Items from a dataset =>
§ §

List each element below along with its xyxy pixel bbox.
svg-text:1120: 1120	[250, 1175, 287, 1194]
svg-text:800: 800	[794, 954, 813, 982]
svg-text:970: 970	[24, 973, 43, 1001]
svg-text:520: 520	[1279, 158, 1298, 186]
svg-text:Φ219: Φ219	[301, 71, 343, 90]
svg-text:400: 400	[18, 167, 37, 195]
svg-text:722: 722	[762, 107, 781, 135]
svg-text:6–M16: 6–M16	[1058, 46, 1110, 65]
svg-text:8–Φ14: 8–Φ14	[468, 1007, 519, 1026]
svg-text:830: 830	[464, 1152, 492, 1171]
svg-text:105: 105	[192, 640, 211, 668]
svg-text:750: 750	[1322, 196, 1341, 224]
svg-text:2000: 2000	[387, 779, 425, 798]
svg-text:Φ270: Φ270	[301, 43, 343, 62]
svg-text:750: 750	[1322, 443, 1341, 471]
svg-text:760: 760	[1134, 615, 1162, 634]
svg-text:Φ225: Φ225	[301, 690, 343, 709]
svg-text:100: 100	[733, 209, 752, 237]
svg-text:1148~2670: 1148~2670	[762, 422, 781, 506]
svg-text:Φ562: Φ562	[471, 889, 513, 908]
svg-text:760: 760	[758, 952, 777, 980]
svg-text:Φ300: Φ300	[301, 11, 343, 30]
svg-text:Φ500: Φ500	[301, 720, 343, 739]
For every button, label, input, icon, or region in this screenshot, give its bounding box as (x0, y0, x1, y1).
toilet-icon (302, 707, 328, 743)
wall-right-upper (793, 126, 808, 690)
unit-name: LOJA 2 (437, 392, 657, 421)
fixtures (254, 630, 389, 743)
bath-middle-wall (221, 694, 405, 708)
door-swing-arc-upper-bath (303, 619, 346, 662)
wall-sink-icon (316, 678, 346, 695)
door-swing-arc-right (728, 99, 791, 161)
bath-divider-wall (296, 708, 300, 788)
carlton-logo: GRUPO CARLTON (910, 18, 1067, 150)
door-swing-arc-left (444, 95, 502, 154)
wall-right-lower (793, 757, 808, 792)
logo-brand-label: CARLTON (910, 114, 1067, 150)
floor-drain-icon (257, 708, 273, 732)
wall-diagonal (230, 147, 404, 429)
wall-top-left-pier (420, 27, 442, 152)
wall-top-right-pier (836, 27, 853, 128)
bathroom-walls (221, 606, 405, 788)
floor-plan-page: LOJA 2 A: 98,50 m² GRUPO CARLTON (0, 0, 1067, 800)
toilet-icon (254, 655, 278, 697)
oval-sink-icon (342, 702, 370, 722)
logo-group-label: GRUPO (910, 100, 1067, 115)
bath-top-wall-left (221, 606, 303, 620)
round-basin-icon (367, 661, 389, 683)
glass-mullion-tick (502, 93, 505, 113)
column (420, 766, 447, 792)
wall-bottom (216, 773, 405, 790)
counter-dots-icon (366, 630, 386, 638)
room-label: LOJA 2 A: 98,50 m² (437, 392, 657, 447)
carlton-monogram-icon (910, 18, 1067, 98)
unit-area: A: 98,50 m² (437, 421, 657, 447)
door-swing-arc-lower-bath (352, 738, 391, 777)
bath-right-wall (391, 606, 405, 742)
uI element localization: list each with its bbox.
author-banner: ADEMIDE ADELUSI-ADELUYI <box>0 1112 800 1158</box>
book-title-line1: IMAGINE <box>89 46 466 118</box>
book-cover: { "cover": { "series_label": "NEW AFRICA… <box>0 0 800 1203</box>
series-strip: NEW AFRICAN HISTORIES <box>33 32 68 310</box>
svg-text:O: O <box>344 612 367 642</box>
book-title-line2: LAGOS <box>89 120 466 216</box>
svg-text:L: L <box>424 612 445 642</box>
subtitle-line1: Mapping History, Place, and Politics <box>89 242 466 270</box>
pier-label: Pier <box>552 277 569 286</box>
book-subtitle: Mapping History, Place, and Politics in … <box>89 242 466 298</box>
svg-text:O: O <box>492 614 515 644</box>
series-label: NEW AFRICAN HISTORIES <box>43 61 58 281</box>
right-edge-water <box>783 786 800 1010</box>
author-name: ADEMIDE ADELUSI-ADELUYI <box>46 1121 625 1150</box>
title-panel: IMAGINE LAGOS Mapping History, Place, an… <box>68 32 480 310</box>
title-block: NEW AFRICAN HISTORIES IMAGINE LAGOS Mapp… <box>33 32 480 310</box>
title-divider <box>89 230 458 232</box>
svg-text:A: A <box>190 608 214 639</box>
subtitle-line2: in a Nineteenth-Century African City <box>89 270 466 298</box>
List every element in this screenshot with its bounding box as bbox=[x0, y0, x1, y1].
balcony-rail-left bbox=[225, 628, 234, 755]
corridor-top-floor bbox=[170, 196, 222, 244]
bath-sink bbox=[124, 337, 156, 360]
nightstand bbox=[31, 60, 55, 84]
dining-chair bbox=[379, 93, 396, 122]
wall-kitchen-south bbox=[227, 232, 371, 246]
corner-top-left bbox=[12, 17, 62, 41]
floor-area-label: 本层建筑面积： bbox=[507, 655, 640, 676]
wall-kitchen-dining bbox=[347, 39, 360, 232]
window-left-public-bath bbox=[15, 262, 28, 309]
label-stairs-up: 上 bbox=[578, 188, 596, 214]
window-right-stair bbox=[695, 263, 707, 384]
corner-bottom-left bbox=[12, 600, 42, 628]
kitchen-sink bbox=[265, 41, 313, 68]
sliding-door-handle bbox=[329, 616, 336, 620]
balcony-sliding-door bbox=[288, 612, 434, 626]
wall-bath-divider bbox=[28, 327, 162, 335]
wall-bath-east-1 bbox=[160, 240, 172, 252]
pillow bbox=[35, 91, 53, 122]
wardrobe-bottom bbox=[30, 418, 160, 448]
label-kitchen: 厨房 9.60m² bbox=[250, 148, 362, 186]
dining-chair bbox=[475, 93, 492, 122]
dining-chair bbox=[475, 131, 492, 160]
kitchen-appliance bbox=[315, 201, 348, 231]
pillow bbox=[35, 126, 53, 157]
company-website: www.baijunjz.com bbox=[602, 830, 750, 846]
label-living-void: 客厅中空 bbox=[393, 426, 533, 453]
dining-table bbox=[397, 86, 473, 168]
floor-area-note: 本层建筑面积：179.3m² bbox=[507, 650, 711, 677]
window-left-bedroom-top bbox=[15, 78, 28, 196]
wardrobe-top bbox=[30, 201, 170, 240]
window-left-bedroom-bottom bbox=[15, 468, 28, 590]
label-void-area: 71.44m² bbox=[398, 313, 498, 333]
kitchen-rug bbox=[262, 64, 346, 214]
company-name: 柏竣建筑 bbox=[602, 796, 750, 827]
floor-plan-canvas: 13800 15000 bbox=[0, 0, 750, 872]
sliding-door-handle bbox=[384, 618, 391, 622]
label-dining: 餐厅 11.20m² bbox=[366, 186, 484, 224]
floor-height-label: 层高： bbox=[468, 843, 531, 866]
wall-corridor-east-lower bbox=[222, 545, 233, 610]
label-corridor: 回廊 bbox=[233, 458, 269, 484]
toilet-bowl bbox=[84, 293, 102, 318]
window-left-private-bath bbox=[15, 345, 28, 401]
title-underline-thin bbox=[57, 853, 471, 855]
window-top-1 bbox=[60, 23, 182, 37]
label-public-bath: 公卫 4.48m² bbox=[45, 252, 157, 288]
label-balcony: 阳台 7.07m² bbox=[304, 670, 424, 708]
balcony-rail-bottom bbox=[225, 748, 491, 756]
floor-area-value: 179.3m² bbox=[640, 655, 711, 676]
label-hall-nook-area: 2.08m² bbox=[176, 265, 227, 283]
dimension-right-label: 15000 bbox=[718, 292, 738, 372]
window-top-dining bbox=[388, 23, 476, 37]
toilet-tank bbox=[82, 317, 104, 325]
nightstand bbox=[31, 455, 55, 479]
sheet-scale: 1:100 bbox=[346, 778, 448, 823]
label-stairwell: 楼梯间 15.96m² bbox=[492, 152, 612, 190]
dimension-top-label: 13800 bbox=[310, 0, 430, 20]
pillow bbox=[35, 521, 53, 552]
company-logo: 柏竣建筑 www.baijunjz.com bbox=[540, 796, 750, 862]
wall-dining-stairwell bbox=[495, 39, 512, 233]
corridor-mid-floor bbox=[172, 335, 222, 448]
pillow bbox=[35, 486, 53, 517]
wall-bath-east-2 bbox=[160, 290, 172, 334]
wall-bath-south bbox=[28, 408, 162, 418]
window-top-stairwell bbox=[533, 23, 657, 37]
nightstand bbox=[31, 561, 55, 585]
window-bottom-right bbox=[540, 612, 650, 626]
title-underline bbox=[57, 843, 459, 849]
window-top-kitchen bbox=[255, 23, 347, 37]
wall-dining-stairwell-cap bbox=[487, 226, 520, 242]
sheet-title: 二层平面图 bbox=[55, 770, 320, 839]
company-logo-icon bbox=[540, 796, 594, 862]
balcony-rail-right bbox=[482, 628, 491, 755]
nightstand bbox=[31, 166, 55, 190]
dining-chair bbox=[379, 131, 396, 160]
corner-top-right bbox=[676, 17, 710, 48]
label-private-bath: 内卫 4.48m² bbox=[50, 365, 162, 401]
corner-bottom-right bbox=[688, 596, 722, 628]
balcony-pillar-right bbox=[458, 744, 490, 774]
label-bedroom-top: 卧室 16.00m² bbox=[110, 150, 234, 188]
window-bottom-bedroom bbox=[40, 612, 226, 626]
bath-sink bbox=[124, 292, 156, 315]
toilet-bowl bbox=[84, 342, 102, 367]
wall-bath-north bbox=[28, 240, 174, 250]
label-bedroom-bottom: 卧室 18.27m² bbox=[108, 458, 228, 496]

§ §

Turn the rows, starting at the very first line and ending at the line that contains "room-label: LOJA 2", into a JSON array of strings, one string per line, with blank lines omitted.

[
  "List each element below along with its xyxy pixel bbox.",
  "svg-text:1120: 1120\t[250, 1175, 287, 1194]",
  "svg-text:800: 800\t[794, 954, 813, 982]",
  "svg-text:970: 970\t[24, 973, 43, 1001]",
  "svg-text:520: 520\t[1279, 158, 1298, 186]",
  "svg-text:Φ219: Φ219\t[301, 71, 343, 90]",
  "svg-text:400: 400\t[18, 167, 37, 195]",
  "svg-text:722: 722\t[762, 107, 781, 135]",
  "svg-text:6–M16: 6–M16\t[1058, 46, 1110, 65]",
  "svg-text:8–Φ14: 8–Φ14\t[468, 1007, 519, 1026]",
  "svg-text:830: 830\t[464, 1152, 492, 1171]",
  "svg-text:105: 105\t[192, 640, 211, 668]",
  "svg-text:750: 750\t[1322, 196, 1341, 224]",
  "svg-text:2000: 2000\t[387, 779, 425, 798]",
  "svg-text:Φ270: Φ270\t[301, 43, 343, 62]",
  "svg-text:750: 750\t[1322, 443, 1341, 471]",
  "svg-text:760: 760\t[1134, 615, 1162, 634]",
  "svg-text:Φ225: Φ225\t[301, 690, 343, 709]",
  "svg-text:100: 100\t[733, 209, 752, 237]",
  "svg-text:1148~2670: 1148~2670\t[762, 422, 781, 506]",
  "svg-text:Φ562: Φ562\t[471, 889, 513, 908]",
  "svg-text:760: 760\t[758, 952, 777, 980]",
  "svg-text:Φ300: Φ300\t[301, 11, 343, 30]",
  "svg-text:Φ500: Φ500\t[301, 720, 343, 739]",
  "For every button, label, input, icon, or region in this screenshot, give its bounding box as (x0, y0, x1, y1).",
  "toilet-icon (302, 707, 328, 743)",
  "wall-right-upper (793, 126, 808, 690)",
  "unit-name: LOJA 2 (437, 392, 657, 421)",
  "fixtures (254, 630, 389, 743)",
  "bath-middle-wall (221, 694, 405, 708)",
  "door-swing-arc-upper-bath (303, 619, 346, 662)",
  "wall-sink-icon (316, 678, 346, 695)",
  "door-swing-arc-right (728, 99, 791, 161)",
  "bath-divider-wall (296, 708, 300, 788)",
  "carlton-logo: GRUPO CARLTON (910, 18, 1067, 150)",
  "door-swing-arc-left (444, 95, 502, 154)",
  "wall-right-lower (793, 757, 808, 792)",
  "logo-brand-label: CARLTON (910, 114, 1067, 150)",
  "floor-drain-icon (257, 708, 273, 732)",
  "wall-diagonal (230, 147, 404, 429)",
  "wall-top-left-pier (420, 27, 442, 152)",
  "wall-top-right-pier (836, 27, 853, 128)",
  "bathroom-walls (221, 606, 405, 788)",
  "floor-plan-page: LOJA 2 A: 98,50 m² GRUPO CARLTON (0, 0, 1067, 800)",
  "toilet-icon (254, 655, 278, 697)",
  "oval-sink-icon (342, 702, 370, 722)",
  "logo-group-label: GRUPO (910, 100, 1067, 115)",
  "bath-top-wall-left (221, 606, 303, 620)",
  "round-basin-icon (367, 661, 389, 683)",
  "glass-mullion-tick (502, 93, 505, 113)",
  "column (420, 766, 447, 792)",
  "wall-bottom (216, 773, 405, 790)",
  "counter-dots-icon (366, 630, 386, 638)",
  "room-label: LOJA 2 A: 98,50 m² (437, 392, 657, 447)"
]